» **WORK TO DO**
Write out every line below that includes the word "تیاریوں".

» **INFORMATION SHOWN**
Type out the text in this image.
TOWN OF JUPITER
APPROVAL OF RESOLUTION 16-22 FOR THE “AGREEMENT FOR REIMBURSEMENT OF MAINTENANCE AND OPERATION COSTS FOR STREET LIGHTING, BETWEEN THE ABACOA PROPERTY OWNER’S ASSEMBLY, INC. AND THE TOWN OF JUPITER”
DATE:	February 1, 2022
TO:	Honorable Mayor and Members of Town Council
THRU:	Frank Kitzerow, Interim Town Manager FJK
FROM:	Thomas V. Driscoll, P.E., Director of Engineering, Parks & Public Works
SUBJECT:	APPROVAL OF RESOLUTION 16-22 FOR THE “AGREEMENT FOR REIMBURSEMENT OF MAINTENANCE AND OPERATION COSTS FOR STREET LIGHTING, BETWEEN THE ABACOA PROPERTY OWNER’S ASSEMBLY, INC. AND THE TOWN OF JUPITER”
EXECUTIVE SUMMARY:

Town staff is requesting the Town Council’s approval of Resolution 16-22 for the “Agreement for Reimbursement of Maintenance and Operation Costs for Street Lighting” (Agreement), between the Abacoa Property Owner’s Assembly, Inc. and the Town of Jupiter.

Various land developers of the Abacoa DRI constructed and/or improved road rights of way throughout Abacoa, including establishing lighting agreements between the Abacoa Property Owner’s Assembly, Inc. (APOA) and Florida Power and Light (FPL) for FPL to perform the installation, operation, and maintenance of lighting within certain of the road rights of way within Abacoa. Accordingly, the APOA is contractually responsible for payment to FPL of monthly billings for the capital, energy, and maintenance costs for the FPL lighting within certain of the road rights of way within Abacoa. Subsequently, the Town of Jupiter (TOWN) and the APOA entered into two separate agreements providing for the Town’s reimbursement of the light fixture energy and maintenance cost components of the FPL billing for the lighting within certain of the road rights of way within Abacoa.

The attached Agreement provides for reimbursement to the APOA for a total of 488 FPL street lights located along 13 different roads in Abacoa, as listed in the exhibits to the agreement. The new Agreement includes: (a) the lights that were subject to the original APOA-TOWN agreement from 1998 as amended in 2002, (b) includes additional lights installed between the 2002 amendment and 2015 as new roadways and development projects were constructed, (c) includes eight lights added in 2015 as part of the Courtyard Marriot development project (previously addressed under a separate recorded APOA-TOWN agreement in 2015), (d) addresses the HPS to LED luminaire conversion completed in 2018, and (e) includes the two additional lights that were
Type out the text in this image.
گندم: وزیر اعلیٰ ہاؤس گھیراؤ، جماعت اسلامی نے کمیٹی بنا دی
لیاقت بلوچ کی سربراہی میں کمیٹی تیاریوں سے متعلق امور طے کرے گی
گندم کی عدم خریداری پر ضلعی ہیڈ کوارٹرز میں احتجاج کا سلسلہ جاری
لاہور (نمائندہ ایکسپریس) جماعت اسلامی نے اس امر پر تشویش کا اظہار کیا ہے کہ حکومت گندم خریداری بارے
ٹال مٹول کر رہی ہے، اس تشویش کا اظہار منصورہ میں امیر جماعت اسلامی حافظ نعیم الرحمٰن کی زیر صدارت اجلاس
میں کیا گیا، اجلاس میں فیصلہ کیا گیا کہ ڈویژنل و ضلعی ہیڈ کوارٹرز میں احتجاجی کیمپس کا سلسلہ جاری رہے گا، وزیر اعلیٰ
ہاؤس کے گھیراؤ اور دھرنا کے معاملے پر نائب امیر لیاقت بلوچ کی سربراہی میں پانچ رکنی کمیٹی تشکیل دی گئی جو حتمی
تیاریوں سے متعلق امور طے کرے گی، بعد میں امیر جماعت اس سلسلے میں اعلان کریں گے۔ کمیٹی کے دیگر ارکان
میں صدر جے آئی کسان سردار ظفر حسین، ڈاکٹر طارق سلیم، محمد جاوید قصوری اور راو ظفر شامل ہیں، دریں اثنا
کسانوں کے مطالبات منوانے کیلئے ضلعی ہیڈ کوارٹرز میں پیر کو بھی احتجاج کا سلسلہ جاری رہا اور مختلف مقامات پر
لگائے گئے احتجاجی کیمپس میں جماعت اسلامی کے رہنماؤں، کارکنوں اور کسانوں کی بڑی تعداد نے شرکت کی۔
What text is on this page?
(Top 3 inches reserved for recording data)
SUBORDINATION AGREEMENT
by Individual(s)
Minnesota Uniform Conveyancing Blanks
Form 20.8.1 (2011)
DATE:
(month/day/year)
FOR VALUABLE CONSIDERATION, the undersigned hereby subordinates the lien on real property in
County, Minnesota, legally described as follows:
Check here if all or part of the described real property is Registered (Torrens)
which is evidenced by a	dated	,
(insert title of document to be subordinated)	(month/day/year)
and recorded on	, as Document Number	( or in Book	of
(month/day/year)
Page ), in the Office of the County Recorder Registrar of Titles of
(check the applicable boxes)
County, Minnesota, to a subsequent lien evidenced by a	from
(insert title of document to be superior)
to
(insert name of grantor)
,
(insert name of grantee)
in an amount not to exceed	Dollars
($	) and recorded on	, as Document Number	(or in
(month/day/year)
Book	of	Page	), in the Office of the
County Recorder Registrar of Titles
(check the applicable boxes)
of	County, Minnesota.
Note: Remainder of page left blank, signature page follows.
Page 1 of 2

» **ANSWER TO THE TASK**
لیاقت بلوچ کی سربراہی میں کمیٹی تیاریوں سے متعلق امور طے کرے گی
تیاریوں سے متعلق امور طے کرے گی، بعد میں امیر جماعت اس سلسلے میں اعلان کریں گے۔ کمیٹی کے دیگر ارکان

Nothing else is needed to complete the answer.